(Dataset records)
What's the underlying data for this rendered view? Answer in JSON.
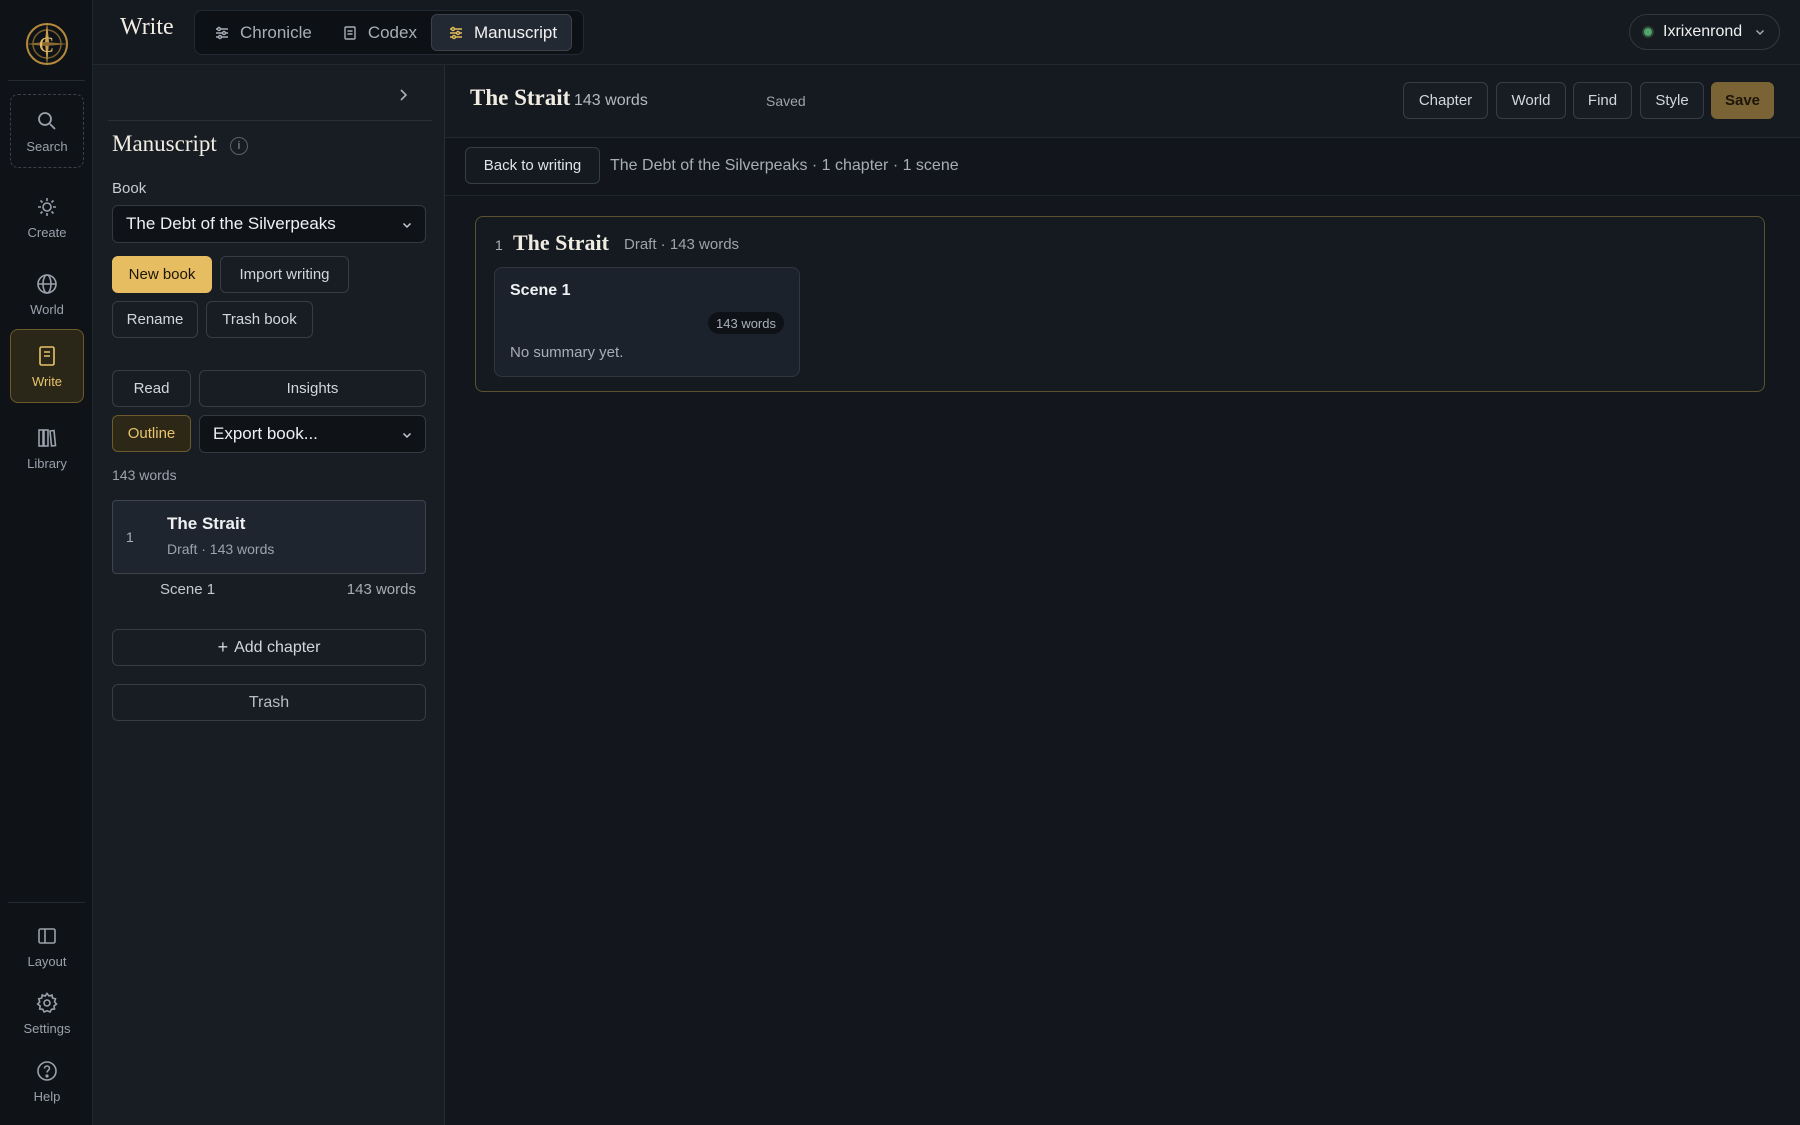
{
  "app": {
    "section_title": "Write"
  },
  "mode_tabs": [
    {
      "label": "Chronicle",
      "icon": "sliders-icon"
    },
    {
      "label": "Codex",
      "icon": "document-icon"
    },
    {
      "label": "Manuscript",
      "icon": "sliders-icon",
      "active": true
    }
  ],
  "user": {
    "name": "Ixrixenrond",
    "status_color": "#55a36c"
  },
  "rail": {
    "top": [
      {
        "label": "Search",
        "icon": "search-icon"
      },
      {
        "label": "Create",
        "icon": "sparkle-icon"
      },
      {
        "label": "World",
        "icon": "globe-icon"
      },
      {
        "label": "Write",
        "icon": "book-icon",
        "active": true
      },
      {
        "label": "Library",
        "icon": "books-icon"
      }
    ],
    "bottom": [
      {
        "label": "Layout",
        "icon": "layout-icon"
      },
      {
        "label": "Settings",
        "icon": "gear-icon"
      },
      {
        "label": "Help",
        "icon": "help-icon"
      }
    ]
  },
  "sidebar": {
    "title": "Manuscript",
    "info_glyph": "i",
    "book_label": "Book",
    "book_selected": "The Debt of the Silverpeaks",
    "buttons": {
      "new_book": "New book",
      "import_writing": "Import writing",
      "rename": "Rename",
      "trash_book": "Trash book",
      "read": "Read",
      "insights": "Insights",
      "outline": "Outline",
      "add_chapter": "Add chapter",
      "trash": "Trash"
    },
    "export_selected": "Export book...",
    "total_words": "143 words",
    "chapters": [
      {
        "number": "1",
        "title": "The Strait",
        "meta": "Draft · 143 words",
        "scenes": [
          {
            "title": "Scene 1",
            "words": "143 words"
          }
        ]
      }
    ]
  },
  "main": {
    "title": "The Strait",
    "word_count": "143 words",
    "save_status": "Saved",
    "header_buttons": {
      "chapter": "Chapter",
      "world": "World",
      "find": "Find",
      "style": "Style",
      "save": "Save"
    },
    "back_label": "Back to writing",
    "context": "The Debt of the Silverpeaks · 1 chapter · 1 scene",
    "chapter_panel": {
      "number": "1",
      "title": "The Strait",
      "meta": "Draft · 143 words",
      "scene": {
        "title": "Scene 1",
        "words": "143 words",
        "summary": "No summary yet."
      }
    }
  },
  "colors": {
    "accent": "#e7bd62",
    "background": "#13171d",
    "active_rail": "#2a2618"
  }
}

• [STATED EXERCISE]
Repeat the entries exactly and keep the pictures out of the copy.

• [THE RESULT]
What's the underlying data for this rendered view? Answer in JSON.
{
  "app": {
    "section_title": "Write"
  },
  "mode_tabs": [
    {
      "label": "Chronicle",
      "icon": "sliders-icon"
    },
    {
      "label": "Codex",
      "icon": "document-icon"
    },
    {
      "label": "Manuscript",
      "icon": "sliders-icon",
      "active": true
    }
  ],
  "user": {
    "name": "Ixrixenrond",
    "status_color": "#55a36c"
  },
  "rail": {
    "top": [
      {
        "label": "Search",
        "icon": "search-icon"
      },
      {
        "label": "Create",
        "icon": "sparkle-icon"
      },
      {
        "label": "World",
        "icon": "globe-icon"
      },
      {
        "label": "Write",
        "icon": "book-icon",
        "active": true
      },
      {
        "label": "Library",
        "icon": "books-icon"
      }
    ],
    "bottom": [
      {
        "label": "Layout",
        "icon": "layout-icon"
      },
      {
        "label": "Settings",
        "icon": "gear-icon"
      },
      {
        "label": "Help",
        "icon": "help-icon"
      }
    ]
  },
  "sidebar": {
    "title": "Manuscript",
    "info_glyph": "i",
    "book_label": "Book",
    "book_selected": "The Debt of the Silverpeaks",
    "buttons": {
      "new_book": "New book",
      "import_writing": "Import writing",
      "rename": "Rename",
      "trash_book": "Trash book",
      "read": "Read",
      "insights": "Insights",
      "outline": "Outline",
      "add_chapter": "Add chapter",
      "trash": "Trash"
    },
    "export_selected": "Export book...",
    "total_words": "143 words",
    "chapters": [
      {
        "number": "1",
        "title": "The Strait",
        "meta": "Draft · 143 words",
        "scenes": [
          {
            "title": "Scene 1",
            "words": "143 words"
          }
        ]
      }
    ]
  },
  "main": {
    "title": "The Strait",
    "word_count": "143 words",
    "save_status": "Saved",
    "header_buttons": {
      "chapter": "Chapter",
      "world": "World",
      "find": "Find",
      "style": "Style",
      "save": "Save"
    },
    "back_label": "Back to writing",
    "context": "The Debt of the Silverpeaks · 1 chapter · 1 scene",
    "chapter_panel": {
      "number": "1",
      "title": "The Strait",
      "meta": "Draft · 143 words",
      "scene": {
        "title": "Scene 1",
        "words": "143 words",
        "summary": "No summary yet."
      }
    }
  },
  "colors": {
    "accent": "#e7bd62",
    "background": "#13171d",
    "active_rail": "#2a2618"
  }
}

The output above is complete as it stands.